▶ **To be done**
Filter this data down to the lines that hold "findes", and copy them.
>> START Task material
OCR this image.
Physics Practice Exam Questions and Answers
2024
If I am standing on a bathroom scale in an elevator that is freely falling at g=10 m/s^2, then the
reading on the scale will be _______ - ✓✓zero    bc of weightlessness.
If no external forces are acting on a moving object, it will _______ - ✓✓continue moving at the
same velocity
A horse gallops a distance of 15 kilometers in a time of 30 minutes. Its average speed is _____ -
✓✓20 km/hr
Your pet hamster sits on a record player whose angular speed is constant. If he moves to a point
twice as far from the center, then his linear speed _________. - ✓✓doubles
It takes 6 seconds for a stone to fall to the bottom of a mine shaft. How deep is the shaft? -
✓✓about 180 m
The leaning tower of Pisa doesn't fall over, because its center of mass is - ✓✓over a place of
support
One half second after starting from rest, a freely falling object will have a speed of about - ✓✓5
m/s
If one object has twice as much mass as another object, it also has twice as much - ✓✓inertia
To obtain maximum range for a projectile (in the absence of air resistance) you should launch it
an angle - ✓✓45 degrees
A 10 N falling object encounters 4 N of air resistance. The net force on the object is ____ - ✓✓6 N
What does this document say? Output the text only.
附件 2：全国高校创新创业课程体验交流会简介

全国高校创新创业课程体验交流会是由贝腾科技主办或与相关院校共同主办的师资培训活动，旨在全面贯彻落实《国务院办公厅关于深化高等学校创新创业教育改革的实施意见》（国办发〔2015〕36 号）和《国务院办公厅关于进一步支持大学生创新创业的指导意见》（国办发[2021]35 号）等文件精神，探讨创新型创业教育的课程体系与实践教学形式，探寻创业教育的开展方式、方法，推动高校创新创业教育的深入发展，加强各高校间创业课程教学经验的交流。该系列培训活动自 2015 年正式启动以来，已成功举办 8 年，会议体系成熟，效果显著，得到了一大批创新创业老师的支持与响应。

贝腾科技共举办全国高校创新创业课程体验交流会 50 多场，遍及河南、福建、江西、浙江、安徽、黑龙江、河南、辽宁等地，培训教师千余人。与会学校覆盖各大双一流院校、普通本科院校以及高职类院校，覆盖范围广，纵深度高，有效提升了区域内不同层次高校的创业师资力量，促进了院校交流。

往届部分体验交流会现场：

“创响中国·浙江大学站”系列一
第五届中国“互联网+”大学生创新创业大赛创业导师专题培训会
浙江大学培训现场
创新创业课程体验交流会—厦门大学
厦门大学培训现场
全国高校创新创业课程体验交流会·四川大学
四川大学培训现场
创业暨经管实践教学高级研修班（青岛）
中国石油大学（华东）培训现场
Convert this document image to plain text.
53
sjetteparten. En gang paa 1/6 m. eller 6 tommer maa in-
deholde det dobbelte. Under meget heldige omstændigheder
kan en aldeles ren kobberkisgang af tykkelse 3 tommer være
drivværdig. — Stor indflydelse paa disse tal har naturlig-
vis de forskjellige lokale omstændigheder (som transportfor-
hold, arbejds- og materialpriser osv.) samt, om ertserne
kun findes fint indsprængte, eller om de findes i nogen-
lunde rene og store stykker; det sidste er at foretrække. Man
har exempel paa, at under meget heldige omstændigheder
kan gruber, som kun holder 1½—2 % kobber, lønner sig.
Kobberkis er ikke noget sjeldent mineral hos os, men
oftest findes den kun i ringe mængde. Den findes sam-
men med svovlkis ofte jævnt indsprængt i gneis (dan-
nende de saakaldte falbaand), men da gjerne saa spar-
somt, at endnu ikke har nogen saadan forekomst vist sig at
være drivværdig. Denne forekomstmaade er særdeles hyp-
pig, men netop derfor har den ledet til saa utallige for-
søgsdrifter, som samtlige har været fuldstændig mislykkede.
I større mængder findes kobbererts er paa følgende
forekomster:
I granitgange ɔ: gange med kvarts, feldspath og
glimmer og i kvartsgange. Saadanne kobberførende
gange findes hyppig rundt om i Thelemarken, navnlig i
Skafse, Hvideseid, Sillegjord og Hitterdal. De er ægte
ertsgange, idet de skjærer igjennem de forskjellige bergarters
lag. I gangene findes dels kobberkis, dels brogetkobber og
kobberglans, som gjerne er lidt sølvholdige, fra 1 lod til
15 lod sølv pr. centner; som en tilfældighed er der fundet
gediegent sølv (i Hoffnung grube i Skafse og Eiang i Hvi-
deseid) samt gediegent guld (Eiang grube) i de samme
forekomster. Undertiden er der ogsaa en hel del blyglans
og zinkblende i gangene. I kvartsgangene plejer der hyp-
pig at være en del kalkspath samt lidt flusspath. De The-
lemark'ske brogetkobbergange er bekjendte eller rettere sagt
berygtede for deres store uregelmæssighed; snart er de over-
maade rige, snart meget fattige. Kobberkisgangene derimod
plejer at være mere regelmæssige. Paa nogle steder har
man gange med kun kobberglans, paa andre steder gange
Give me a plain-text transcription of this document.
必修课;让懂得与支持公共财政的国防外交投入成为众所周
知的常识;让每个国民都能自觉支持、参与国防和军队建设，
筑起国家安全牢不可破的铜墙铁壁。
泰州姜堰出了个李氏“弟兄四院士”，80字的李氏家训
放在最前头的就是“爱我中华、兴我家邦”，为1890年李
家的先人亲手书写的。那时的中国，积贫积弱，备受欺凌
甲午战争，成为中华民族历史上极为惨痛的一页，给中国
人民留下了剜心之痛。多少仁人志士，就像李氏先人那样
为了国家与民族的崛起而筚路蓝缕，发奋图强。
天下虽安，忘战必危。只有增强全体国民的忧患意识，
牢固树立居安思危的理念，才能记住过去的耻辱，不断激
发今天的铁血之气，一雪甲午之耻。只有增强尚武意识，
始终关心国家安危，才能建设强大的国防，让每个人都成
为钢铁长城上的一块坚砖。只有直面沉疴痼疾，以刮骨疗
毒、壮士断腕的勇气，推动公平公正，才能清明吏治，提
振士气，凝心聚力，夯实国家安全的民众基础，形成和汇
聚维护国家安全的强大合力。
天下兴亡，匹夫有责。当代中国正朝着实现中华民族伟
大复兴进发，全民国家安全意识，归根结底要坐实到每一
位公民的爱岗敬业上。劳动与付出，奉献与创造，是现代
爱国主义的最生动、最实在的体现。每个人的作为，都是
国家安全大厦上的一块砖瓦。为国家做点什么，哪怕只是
>> END Task material
▶ **Reply to the task**
kun findes fint indsprængte, eller om de findes i nogen-
oftest findes den kun i ringe mængde. Den findes sam-
I større mængder findes kobbererts er paa følgende
gange findes hyppig rundt om i Thelemarken, navnlig i
lag. I gangene findes dels kobberkis, dels brogetkobber og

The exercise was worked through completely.